Below are the records; locate each line with the word "Sciences" and copy it.

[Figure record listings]
++++
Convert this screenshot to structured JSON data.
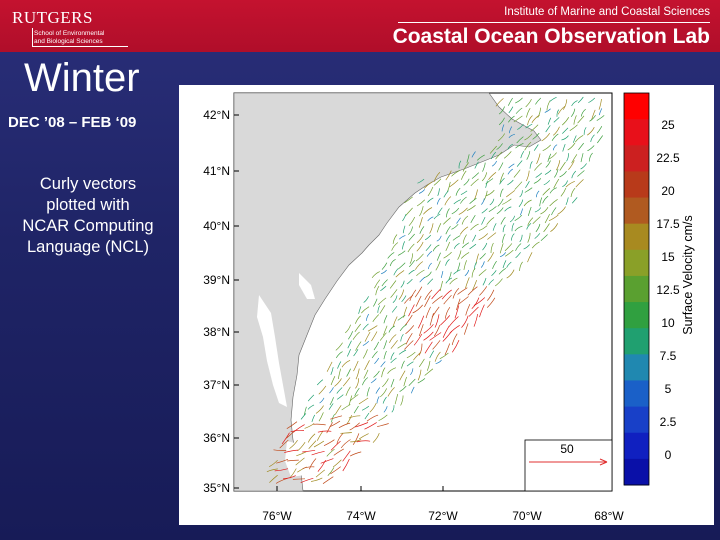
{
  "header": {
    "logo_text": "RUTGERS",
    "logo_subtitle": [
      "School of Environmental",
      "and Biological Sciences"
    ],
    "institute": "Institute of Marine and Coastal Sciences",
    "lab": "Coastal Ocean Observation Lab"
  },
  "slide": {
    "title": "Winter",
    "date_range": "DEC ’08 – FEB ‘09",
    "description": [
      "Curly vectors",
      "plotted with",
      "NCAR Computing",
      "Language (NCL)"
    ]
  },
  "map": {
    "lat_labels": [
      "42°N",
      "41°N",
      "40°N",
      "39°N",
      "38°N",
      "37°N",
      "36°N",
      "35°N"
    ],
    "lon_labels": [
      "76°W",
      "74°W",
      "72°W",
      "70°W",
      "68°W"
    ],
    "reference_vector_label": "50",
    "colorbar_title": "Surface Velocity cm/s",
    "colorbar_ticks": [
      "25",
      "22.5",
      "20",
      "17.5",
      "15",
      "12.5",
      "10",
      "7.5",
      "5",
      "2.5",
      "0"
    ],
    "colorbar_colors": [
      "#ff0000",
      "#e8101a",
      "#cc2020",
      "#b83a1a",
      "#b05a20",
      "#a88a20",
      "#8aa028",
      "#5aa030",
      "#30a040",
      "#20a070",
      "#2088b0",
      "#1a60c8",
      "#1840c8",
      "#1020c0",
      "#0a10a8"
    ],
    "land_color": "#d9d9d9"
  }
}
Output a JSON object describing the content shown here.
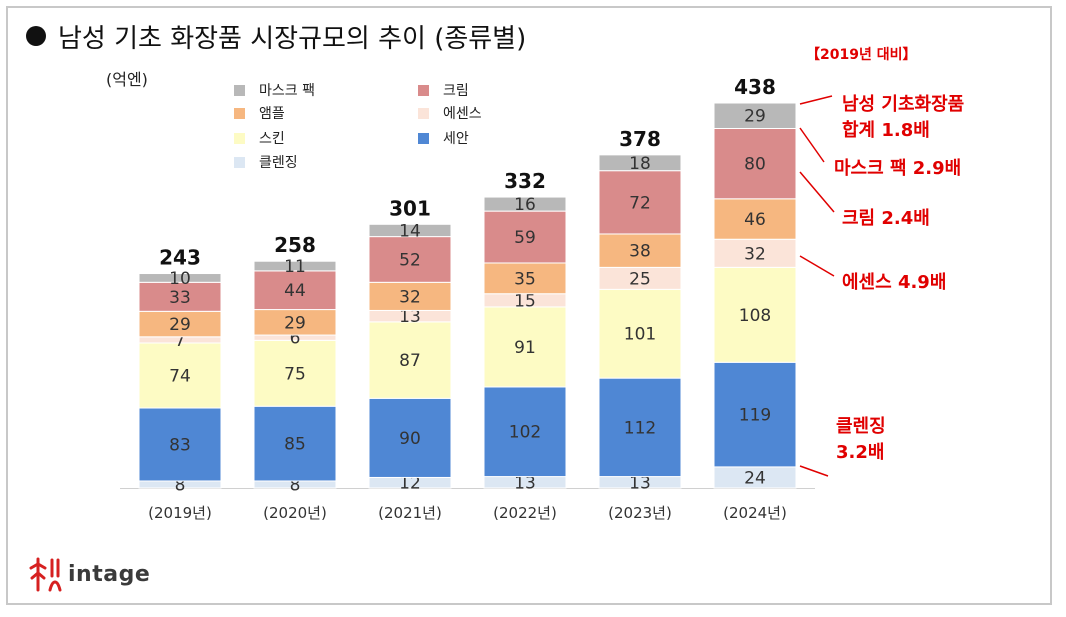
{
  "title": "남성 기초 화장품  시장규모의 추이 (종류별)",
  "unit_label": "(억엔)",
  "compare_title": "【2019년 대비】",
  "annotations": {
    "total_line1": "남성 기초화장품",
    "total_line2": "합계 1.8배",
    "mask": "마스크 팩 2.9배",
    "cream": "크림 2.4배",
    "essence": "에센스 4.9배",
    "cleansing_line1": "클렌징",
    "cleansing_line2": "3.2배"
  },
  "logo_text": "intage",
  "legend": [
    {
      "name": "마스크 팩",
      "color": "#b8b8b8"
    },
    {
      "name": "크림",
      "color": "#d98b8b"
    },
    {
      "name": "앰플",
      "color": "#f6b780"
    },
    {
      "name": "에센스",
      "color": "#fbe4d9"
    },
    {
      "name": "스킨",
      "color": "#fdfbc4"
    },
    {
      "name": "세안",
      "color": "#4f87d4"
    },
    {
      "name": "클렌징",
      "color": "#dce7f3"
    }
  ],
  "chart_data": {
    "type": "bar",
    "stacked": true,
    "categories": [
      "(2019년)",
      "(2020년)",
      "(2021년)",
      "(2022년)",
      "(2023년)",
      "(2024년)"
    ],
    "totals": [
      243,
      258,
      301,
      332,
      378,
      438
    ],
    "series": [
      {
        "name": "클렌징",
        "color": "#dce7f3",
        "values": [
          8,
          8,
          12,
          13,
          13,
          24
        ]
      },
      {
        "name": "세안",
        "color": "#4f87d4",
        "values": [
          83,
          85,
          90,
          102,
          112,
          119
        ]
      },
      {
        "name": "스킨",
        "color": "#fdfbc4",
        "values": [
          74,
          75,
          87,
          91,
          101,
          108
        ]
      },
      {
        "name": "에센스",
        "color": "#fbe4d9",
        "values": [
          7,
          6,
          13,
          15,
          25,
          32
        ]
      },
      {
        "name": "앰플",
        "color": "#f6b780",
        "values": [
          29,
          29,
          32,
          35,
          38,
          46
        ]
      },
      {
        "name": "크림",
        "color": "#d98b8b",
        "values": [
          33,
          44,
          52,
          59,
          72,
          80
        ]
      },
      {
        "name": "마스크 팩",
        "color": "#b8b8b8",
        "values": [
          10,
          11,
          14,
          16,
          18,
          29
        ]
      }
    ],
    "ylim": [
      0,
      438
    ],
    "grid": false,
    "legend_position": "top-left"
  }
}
++++
# Problem solution
      "and Biological Sciences"
    "institute": "Institute of Marine and Coastal Sciences",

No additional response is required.